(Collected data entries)
## begin

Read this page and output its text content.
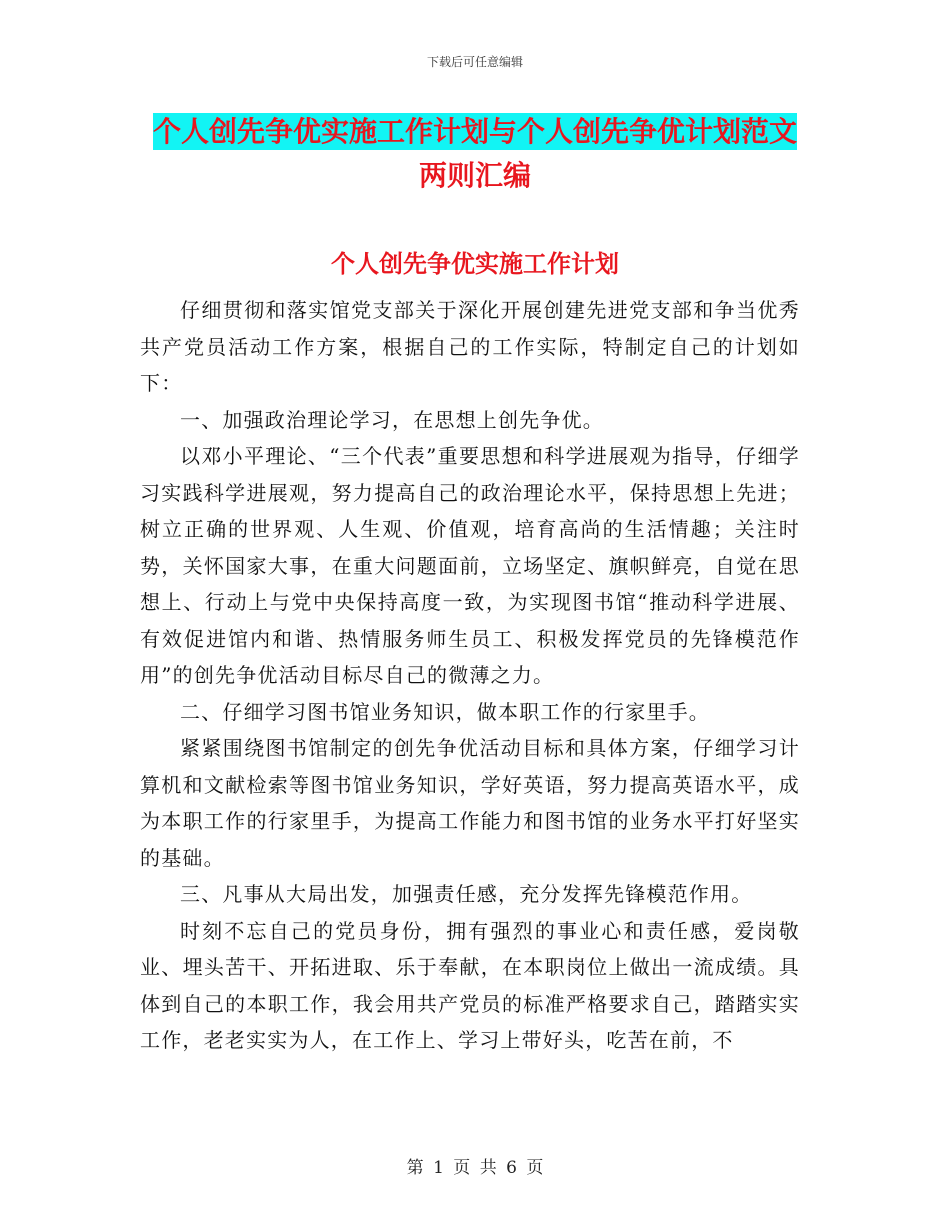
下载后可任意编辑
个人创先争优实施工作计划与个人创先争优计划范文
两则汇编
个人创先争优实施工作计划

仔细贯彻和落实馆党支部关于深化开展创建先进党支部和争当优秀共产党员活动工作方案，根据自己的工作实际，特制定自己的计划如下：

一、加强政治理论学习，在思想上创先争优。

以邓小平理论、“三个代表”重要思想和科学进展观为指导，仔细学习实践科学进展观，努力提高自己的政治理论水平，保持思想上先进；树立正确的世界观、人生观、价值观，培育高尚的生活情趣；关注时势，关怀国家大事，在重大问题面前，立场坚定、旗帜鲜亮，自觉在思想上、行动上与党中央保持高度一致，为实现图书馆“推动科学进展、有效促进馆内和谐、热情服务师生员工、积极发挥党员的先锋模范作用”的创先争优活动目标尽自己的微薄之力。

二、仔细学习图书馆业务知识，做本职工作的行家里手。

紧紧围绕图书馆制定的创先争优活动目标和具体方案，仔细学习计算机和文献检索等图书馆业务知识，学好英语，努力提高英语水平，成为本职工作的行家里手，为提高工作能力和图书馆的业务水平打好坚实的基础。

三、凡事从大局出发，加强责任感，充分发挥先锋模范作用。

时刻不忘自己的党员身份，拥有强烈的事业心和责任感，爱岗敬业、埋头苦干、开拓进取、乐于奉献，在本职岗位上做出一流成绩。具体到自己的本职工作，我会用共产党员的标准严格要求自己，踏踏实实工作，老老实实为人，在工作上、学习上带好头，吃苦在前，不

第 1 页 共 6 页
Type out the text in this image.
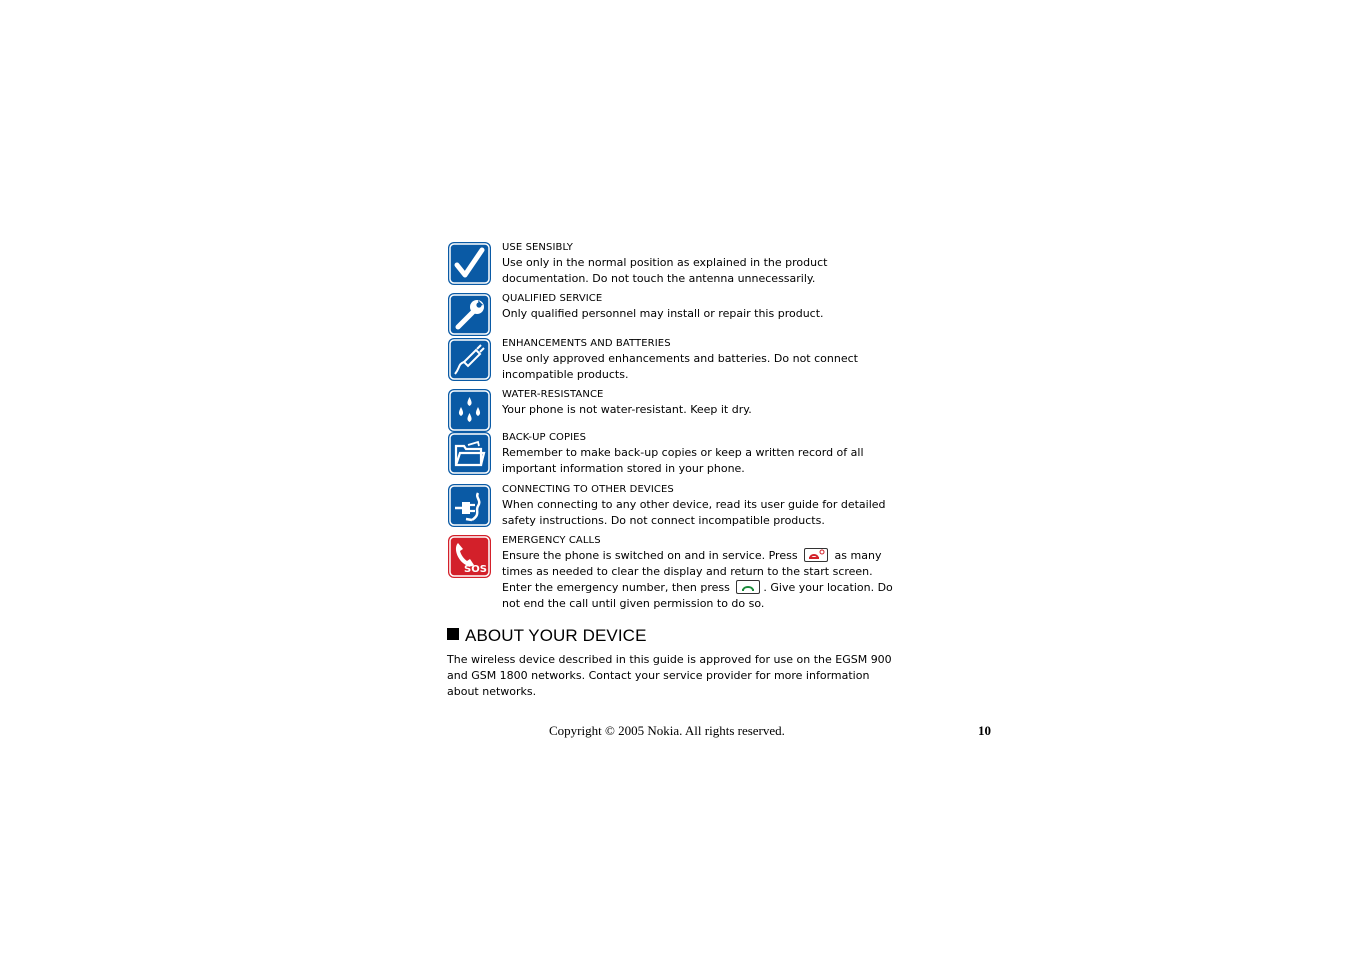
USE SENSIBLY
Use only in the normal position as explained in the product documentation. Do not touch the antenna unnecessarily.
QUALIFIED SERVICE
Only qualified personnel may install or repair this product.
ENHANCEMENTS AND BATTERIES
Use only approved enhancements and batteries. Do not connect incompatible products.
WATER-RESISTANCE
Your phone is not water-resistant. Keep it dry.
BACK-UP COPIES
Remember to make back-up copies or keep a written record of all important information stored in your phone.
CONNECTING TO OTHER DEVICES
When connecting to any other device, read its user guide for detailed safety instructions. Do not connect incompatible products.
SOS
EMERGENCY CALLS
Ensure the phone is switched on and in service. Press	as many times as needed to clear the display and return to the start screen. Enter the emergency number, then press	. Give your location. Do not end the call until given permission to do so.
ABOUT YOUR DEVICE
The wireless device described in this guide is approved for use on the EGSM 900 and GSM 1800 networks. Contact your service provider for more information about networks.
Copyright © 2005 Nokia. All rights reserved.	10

## end
## begin

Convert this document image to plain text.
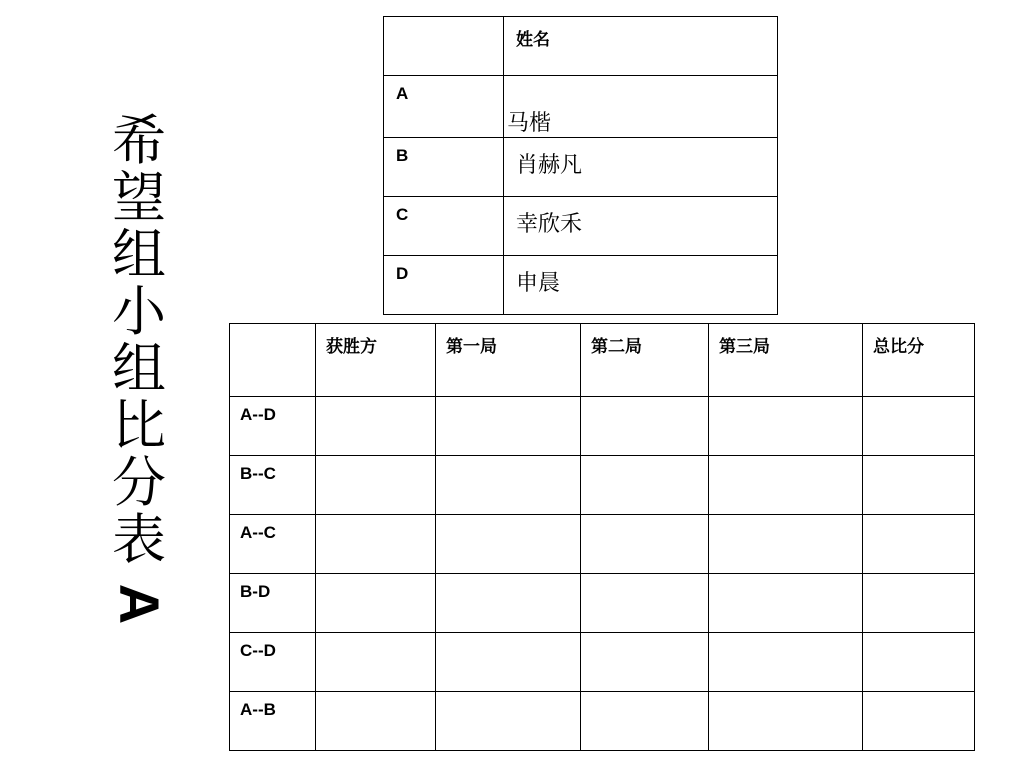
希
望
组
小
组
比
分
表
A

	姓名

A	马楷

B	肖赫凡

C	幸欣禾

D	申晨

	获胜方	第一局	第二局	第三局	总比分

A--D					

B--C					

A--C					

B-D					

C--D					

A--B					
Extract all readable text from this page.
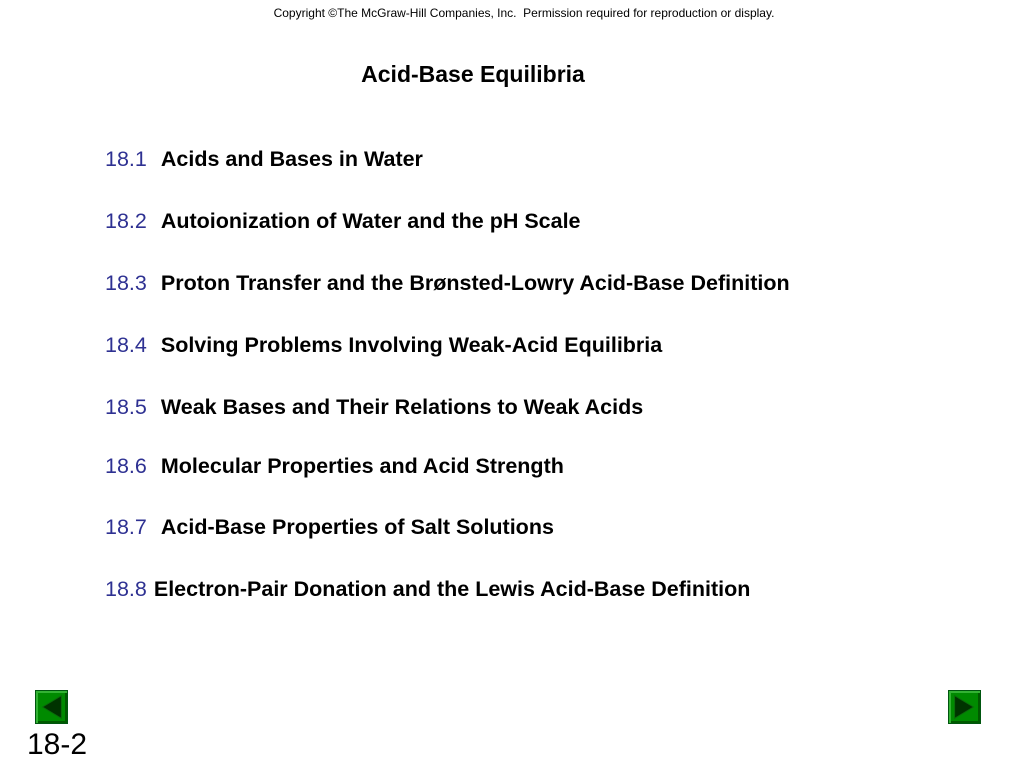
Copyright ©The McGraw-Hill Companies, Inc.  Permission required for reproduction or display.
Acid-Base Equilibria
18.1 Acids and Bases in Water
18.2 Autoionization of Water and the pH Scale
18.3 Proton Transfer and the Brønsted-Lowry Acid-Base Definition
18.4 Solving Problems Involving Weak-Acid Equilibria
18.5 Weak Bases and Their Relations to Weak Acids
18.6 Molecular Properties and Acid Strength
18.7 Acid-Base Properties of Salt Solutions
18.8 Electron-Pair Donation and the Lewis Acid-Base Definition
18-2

## end
## begin

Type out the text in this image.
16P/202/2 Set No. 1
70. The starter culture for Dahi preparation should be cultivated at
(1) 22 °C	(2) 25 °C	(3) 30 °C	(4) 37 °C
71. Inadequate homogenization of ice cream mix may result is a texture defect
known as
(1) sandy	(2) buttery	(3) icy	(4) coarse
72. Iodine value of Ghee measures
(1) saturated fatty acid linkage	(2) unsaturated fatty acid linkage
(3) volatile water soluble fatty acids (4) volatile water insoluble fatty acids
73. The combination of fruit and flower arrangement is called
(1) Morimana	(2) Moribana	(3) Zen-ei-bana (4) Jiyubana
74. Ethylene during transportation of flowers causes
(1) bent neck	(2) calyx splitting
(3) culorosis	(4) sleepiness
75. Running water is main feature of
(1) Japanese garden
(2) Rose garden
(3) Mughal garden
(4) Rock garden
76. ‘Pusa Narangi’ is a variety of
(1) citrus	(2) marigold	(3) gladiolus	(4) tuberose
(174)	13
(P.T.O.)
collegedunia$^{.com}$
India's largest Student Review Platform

## end

→ **WHAT THE TASK REQUIRES**
Using the records above, say how many lines include the string "incompatible". Only the number is wanted.

→ **FULL SOLUTION**
2